Given problem: Among the entries, which lines carry the string "школьники"? Copy each of them.

[Extracted records]
--

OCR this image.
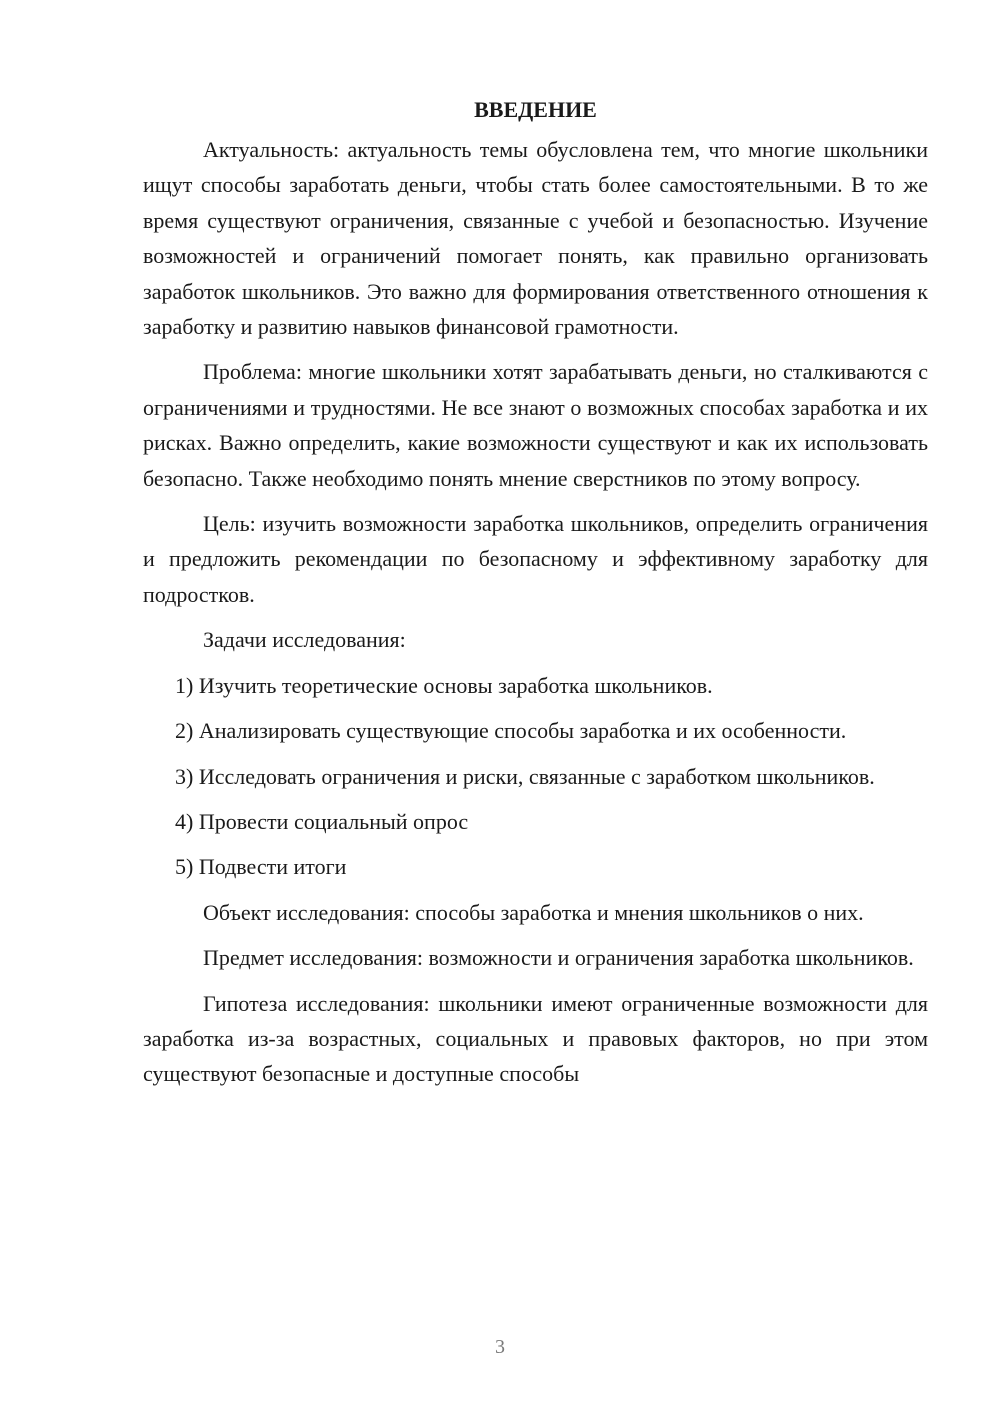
ВВЕДЕНИЕ

Актуальность: актуальность темы обусловлена тем, что многие школьники ищут способы заработать деньги, чтобы стать более самостоятельными. В то же время существуют ограничения, связанные с учебой и безопасностью. Изучение возможностей и ограничений помогает понять, как правильно организовать заработок школьников. Это важно для формирования ответственного отношения к заработку и развитию навыков финансовой грамотности.

Проблема: многие школьники хотят зарабатывать деньги, но сталкиваются с ограничениями и трудностями. Не все знают о возможных способах заработка и их рисках. Важно определить, какие возможности существуют и как их использовать безопасно. Также необходимо понять мнение сверстников по этому вопросу.

Цель: изучить возможности заработка школьников, определить ограничения и предложить рекомендации по безопасному и эффективному заработку для подростков.

Задачи исследования:

1) Изучить теоретические основы заработка школьников.

2) Анализировать существующие способы заработка и их особенности.

3) Исследовать ограничения и риски, связанные с заработком школьников.

4) Провести социальный опрос

5) Подвести итоги

Объект исследования: способы заработка и мнения школьников о них.

Предмет исследования: возможности и ограничения заработка школьников.

Гипотеза исследования: школьники имеют ограниченные возможности для заработка из-за возрастных, социальных и правовых факторов, но при этом существуют безопасные и доступные способы

3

--

Solution below:
Актуальность: актуальность темы обусловлена тем, что многие школьники ищут способы заработать деньги, чтобы стать более самостоятельными. В то же время существуют ограничения, связанные с учебой и безопасностью. Изучение возможностей и ограничений помогает понять, как правильно организовать заработок школьников. Это важно для формирования ответственного отношения к заработку и развитию навыков финансовой грамотности.
Проблема: многие школьники хотят зарабатывать деньги, но сталкиваются с ограничениями и трудностями. Не все знают о возможных способах заработка и их рисках. Важно определить, какие возможности существуют и как их использовать безопасно. Также необходимо понять мнение сверстников по этому вопросу.
Гипотеза исследования: школьники имеют ограниченные возможности для заработка из-за возрастных, социальных и правовых факторов, но при этом существуют безопасные и доступные способы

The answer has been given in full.